▶ _Data_:
== == ==

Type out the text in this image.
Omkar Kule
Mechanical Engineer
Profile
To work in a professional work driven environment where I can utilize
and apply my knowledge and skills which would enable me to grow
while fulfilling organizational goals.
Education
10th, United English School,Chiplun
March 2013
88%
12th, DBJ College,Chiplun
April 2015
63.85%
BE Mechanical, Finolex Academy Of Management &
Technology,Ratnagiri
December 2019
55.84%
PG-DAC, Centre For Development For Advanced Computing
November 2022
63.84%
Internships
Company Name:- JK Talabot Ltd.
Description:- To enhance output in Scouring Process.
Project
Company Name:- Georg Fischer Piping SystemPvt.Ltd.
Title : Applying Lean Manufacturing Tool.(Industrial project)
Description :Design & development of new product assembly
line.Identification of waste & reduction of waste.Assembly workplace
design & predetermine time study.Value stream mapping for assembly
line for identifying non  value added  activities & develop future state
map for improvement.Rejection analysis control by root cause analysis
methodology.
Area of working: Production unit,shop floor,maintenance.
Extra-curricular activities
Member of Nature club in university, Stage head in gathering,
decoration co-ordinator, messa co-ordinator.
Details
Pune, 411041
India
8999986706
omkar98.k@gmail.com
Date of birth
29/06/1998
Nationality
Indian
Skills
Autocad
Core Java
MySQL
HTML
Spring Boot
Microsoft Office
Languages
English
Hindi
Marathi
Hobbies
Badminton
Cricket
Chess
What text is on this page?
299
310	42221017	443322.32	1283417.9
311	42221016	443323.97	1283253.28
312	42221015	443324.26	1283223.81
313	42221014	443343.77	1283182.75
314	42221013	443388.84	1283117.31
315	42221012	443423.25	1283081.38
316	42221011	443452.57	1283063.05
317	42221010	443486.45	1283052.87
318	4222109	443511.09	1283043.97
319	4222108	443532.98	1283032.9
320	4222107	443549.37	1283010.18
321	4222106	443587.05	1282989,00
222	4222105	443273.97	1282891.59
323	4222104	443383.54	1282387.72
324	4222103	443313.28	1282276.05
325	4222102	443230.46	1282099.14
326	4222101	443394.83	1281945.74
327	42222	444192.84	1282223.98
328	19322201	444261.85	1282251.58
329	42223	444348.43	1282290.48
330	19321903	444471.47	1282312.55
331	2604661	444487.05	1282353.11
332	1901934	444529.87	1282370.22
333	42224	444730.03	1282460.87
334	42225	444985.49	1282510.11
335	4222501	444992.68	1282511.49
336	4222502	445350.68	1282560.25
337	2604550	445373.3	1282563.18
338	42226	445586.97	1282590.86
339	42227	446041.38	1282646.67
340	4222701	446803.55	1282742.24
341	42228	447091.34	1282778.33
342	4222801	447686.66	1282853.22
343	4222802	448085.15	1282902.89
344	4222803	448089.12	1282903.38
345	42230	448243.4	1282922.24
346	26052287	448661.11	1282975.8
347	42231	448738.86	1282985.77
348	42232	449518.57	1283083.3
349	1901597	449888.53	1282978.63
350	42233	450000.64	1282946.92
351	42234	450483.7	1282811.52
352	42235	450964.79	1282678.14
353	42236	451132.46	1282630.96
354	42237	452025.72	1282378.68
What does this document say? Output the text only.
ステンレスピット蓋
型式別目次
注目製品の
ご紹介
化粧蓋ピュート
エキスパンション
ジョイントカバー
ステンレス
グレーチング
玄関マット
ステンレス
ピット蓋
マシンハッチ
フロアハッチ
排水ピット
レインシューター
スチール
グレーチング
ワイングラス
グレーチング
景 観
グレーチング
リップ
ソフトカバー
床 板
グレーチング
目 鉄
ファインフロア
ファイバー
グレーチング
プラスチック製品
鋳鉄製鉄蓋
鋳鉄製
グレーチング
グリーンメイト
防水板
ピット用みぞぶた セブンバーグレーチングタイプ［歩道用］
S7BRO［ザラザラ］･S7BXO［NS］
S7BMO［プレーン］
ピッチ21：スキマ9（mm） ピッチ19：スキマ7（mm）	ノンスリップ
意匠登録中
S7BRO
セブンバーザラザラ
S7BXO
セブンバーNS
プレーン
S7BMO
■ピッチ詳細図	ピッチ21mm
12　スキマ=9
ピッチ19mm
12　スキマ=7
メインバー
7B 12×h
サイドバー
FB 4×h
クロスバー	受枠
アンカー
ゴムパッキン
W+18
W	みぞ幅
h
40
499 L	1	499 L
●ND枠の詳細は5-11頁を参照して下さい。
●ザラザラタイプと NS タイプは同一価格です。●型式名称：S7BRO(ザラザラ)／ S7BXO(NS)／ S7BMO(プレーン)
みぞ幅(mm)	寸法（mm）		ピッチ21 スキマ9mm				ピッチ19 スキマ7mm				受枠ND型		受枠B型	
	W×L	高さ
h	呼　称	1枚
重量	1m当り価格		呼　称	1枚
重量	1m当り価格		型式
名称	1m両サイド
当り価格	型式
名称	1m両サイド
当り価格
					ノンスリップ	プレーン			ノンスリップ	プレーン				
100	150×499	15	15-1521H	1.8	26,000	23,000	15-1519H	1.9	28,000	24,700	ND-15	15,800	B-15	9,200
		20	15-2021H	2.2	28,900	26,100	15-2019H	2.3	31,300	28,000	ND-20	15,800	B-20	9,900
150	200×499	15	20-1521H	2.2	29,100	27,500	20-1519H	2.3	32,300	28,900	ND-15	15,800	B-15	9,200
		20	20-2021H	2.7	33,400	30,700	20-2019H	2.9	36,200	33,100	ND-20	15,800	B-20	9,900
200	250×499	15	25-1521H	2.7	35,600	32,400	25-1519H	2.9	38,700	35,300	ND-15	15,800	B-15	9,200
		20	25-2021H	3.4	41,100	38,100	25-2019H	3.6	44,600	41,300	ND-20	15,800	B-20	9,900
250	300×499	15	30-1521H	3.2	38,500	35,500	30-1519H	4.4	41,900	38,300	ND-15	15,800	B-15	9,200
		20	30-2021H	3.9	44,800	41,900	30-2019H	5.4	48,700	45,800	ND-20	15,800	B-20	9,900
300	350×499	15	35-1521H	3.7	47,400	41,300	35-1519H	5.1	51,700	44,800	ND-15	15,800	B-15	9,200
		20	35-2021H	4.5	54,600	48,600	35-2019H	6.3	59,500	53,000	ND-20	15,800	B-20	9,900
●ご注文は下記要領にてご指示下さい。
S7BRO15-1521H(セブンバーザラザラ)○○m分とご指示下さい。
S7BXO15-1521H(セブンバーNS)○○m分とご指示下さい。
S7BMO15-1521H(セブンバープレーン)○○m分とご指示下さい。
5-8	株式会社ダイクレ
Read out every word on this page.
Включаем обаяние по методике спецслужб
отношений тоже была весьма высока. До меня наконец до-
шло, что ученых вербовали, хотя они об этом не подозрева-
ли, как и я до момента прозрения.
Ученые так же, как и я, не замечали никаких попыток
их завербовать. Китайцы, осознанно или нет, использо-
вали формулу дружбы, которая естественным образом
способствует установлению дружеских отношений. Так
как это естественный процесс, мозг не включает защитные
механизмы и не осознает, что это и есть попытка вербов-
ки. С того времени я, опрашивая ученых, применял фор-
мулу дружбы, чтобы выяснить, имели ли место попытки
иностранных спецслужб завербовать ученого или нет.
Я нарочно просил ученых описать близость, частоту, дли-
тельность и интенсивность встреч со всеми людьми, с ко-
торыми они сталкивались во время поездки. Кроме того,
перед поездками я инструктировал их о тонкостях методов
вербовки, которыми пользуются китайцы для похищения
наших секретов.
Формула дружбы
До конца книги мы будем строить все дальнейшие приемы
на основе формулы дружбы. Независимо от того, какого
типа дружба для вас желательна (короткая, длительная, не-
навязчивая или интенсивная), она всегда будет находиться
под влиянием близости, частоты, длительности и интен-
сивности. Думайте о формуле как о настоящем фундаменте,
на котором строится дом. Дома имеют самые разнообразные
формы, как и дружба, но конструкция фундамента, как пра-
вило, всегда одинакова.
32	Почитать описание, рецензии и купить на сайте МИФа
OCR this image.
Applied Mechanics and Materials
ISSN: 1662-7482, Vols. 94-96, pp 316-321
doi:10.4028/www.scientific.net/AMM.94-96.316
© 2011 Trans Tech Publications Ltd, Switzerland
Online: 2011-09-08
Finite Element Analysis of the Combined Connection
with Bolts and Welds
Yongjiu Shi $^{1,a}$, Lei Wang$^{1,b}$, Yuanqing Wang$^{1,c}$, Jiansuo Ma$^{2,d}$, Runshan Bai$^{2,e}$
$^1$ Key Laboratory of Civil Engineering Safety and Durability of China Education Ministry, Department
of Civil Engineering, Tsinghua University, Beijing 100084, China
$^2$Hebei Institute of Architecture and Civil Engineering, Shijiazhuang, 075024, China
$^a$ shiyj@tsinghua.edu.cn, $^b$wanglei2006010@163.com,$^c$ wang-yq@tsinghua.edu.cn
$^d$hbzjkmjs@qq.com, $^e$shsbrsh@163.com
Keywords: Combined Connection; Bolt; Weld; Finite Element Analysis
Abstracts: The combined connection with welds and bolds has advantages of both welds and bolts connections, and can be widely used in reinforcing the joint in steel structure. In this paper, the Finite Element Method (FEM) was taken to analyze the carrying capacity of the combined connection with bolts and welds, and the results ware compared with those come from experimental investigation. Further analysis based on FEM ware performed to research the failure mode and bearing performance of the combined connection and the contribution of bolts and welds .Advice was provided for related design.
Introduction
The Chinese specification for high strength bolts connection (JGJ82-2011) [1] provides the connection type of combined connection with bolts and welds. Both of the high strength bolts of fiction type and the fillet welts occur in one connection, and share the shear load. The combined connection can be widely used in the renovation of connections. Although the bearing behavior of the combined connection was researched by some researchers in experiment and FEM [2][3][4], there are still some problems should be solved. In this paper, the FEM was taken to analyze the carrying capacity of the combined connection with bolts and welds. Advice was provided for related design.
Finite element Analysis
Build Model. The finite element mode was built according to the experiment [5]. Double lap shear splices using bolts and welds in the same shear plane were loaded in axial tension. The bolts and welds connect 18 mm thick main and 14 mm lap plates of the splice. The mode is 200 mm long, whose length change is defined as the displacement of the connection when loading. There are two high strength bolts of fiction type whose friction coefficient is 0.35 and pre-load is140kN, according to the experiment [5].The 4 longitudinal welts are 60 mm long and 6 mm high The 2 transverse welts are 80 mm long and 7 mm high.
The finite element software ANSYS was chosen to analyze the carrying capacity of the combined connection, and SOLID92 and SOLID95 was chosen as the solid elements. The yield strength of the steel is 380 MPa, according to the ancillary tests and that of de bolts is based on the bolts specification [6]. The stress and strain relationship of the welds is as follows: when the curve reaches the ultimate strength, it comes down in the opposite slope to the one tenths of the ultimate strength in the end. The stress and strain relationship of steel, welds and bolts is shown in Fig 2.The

== == ==

▶ _Your goal_:
Extract every line from the records above that contains the word "дружбы".

▶ _Reply to the exercise_:
вали формулу дружбы, которая естественным образом
мулу дружбы, чтобы выяснить, имели ли место попытки
Формула дружбы
на основе формулы дружбы. Независимо от того, какого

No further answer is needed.